▶ **The exercise**:
Write out all the material exactly. Leave nothing out.

[Records from a dataset]
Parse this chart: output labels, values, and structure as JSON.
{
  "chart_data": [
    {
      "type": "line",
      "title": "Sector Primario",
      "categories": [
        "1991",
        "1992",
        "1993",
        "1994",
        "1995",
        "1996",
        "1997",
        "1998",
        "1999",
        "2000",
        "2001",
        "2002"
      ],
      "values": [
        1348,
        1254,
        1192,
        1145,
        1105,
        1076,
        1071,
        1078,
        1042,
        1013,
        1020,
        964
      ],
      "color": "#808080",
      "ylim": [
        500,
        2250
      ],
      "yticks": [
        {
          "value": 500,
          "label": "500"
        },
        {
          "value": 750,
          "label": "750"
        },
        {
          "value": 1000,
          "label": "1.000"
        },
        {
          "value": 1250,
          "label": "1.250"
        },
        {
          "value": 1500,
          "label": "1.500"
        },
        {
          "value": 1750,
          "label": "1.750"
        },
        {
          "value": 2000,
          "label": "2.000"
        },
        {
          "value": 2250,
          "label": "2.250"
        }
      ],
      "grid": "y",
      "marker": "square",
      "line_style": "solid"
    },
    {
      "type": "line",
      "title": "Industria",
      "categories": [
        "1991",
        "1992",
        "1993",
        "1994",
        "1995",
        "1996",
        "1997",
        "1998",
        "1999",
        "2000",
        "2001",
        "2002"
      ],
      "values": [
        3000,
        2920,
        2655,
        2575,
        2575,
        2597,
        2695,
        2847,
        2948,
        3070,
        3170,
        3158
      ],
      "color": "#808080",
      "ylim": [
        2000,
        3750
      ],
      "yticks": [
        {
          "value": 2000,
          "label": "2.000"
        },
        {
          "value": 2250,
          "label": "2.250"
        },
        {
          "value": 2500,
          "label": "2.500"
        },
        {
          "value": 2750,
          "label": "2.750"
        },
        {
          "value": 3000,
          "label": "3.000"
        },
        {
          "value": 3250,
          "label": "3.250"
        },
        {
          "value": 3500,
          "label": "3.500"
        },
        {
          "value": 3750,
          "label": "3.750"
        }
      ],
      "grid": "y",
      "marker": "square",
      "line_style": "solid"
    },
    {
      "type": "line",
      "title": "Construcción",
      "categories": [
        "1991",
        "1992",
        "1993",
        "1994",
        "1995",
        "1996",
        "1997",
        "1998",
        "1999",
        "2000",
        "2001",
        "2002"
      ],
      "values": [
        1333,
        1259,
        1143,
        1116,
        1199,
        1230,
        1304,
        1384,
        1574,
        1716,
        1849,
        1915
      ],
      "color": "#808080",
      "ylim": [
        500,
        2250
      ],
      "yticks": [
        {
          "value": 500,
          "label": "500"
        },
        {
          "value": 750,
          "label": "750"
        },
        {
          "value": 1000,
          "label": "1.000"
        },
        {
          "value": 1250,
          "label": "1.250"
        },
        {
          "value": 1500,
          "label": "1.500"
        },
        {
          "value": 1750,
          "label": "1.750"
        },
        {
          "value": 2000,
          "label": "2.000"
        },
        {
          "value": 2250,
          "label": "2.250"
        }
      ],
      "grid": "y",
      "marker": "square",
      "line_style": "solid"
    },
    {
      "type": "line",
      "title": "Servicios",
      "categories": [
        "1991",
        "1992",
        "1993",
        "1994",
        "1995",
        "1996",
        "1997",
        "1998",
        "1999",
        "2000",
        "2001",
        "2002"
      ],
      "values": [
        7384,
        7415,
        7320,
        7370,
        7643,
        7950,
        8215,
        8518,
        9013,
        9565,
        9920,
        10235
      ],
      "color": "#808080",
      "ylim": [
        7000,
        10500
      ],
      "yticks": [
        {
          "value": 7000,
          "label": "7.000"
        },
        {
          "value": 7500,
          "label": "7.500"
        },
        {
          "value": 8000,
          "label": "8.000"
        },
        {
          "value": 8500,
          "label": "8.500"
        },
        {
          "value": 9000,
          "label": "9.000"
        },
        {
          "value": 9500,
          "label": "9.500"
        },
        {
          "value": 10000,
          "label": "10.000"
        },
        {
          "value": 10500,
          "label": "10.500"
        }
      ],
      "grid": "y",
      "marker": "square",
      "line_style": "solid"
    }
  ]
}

▶ **Result of the task**:
Parse this chart: output labels, values, and structure as JSON.
{
  "chart_data": [
    {
      "type": "line",
      "title": "Sector Primario",
      "categories": [
        "1991",
        "1992",
        "1993",
        "1994",
        "1995",
        "1996",
        "1997",
        "1998",
        "1999",
        "2000",
        "2001",
        "2002"
      ],
      "values": [
        1348,
        1254,
        1192,
        1145,
        1105,
        1076,
        1071,
        1078,
        1042,
        1013,
        1020,
        964
      ],
      "color": "#808080",
      "ylim": [
        500,
        2250
      ],
      "yticks": [
        {
          "value": 500,
          "label": "500"
        },
        {
          "value": 750,
          "label": "750"
        },
        {
          "value": 1000,
          "label": "1.000"
        },
        {
          "value": 1250,
          "label": "1.250"
        },
        {
          "value": 1500,
          "label": "1.500"
        },
        {
          "value": 1750,
          "label": "1.750"
        },
        {
          "value": 2000,
          "label": "2.000"
        },
        {
          "value": 2250,
          "label": "2.250"
        }
      ],
      "grid": "y",
      "marker": "square",
      "line_style": "solid"
    },
    {
      "type": "line",
      "title": "Industria",
      "categories": [
        "1991",
        "1992",
        "1993",
        "1994",
        "1995",
        "1996",
        "1997",
        "1998",
        "1999",
        "2000",
        "2001",
        "2002"
      ],
      "values": [
        3000,
        2920,
        2655,
        2575,
        2575,
        2597,
        2695,
        2847,
        2948,
        3070,
        3170,
        3158
      ],
      "color": "#808080",
      "ylim": [
        2000,
        3750
      ],
      "yticks": [
        {
          "value": 2000,
          "label": "2.000"
        },
        {
          "value": 2250,
          "label": "2.250"
        },
        {
          "value": 2500,
          "label": "2.500"
        },
        {
          "value": 2750,
          "label": "2.750"
        },
        {
          "value": 3000,
          "label": "3.000"
        },
        {
          "value": 3250,
          "label": "3.250"
        },
        {
          "value": 3500,
          "label": "3.500"
        },
        {
          "value": 3750,
          "label": "3.750"
        }
      ],
      "grid": "y",
      "marker": "square",
      "line_style": "solid"
    },
    {
      "type": "line",
      "title": "Construcción",
      "categories": [
        "1991",
        "1992",
        "1993",
        "1994",
        "1995",
        "1996",
        "1997",
        "1998",
        "1999",
        "2000",
        "2001",
        "2002"
      ],
      "values": [
        1333,
        1259,
        1143,
        1116,
        1199,
        1230,
        1304,
        1384,
        1574,
        1716,
        1849,
        1915
      ],
      "color": "#808080",
      "ylim": [
        500,
        2250
      ],
      "yticks": [
        {
          "value": 500,
          "label": "500"
        },
        {
          "value": 750,
          "label": "750"
        },
        {
          "value": 1000,
          "label": "1.000"
        },
        {
          "value": 1250,
          "label": "1.250"
        },
        {
          "value": 1500,
          "label": "1.500"
        },
        {
          "value": 1750,
          "label": "1.750"
        },
        {
          "value": 2000,
          "label": "2.000"
        },
        {
          "value": 2250,
          "label": "2.250"
        }
      ],
      "grid": "y",
      "marker": "square",
      "line_style": "solid"
    },
    {
      "type": "line",
      "title": "Servicios",
      "categories": [
        "1991",
        "1992",
        "1993",
        "1994",
        "1995",
        "1996",
        "1997",
        "1998",
        "1999",
        "2000",
        "2001",
        "2002"
      ],
      "values": [
        7384,
        7415,
        7320,
        7370,
        7643,
        7950,
        8215,
        8518,
        9013,
        9565,
        9920,
        10235
      ],
      "color": "#808080",
      "ylim": [
        7000,
        10500
      ],
      "yticks": [
        {
          "value": 7000,
          "label": "7.000"
        },
        {
          "value": 7500,
          "label": "7.500"
        },
        {
          "value": 8000,
          "label": "8.000"
        },
        {
          "value": 8500,
          "label": "8.500"
        },
        {
          "value": 9000,
          "label": "9.000"
        },
        {
          "value": 9500,
          "label": "9.500"
        },
        {
          "value": 10000,
          "label": "10.000"
        },
        {
          "value": 10500,
          "label": "10.500"
        }
      ],
      "grid": "y",
      "marker": "square",
      "line_style": "solid"
    }
  ]
}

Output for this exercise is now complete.